- **Requirement**:
Each record must be retyped in full. No character may differ.
'''
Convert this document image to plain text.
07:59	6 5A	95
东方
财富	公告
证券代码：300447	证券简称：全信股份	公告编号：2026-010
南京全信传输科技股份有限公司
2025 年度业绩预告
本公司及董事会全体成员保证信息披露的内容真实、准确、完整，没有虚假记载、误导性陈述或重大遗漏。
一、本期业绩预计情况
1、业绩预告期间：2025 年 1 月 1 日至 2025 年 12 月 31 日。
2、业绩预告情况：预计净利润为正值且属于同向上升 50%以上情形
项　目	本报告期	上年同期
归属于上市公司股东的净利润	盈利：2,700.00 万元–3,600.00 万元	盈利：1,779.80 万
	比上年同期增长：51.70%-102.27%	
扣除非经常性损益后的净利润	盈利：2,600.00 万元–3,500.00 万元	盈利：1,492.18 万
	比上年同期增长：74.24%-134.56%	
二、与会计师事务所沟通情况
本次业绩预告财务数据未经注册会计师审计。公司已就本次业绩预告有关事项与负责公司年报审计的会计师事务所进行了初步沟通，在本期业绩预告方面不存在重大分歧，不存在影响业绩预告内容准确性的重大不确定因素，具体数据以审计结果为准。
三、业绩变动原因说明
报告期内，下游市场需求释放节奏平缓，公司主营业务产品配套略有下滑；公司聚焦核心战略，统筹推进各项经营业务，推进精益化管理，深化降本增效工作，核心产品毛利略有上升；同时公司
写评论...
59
'''
- **Response**:
Convert this document image to plain text.
07:59	6 5A	95
东方
财富	公告
证券代码：300447	证券简称：全信股份	公告编号：2026-010
南京全信传输科技股份有限公司
2025 年度业绩预告
本公司及董事会全体成员保证信息披露的内容真实、准确、完整，没有虚假记载、误导性陈述或重大遗漏。
一、本期业绩预计情况
1、业绩预告期间：2025 年 1 月 1 日至 2025 年 12 月 31 日。
2、业绩预告情况：预计净利润为正值且属于同向上升 50%以上情形
项　目	本报告期	上年同期
归属于上市公司股东的净利润	盈利：2,700.00 万元–3,600.00 万元	盈利：1,779.80 万
	比上年同期增长：51.70%-102.27%	
扣除非经常性损益后的净利润	盈利：2,600.00 万元–3,500.00 万元	盈利：1,492.18 万
	比上年同期增长：74.24%-134.56%	
二、与会计师事务所沟通情况
本次业绩预告财务数据未经注册会计师审计。公司已就本次业绩预告有关事项与负责公司年报审计的会计师事务所进行了初步沟通，在本期业绩预告方面不存在重大分歧，不存在影响业绩预告内容准确性的重大不确定因素，具体数据以审计结果为准。
三、业绩变动原因说明
报告期内，下游市场需求释放节奏平缓，公司主营业务产品配套略有下滑；公司聚焦核心战略，统筹推进各项经营业务，推进精益化管理，深化降本增效工作，核心产品毛利略有上升；同时公司
写评论...
59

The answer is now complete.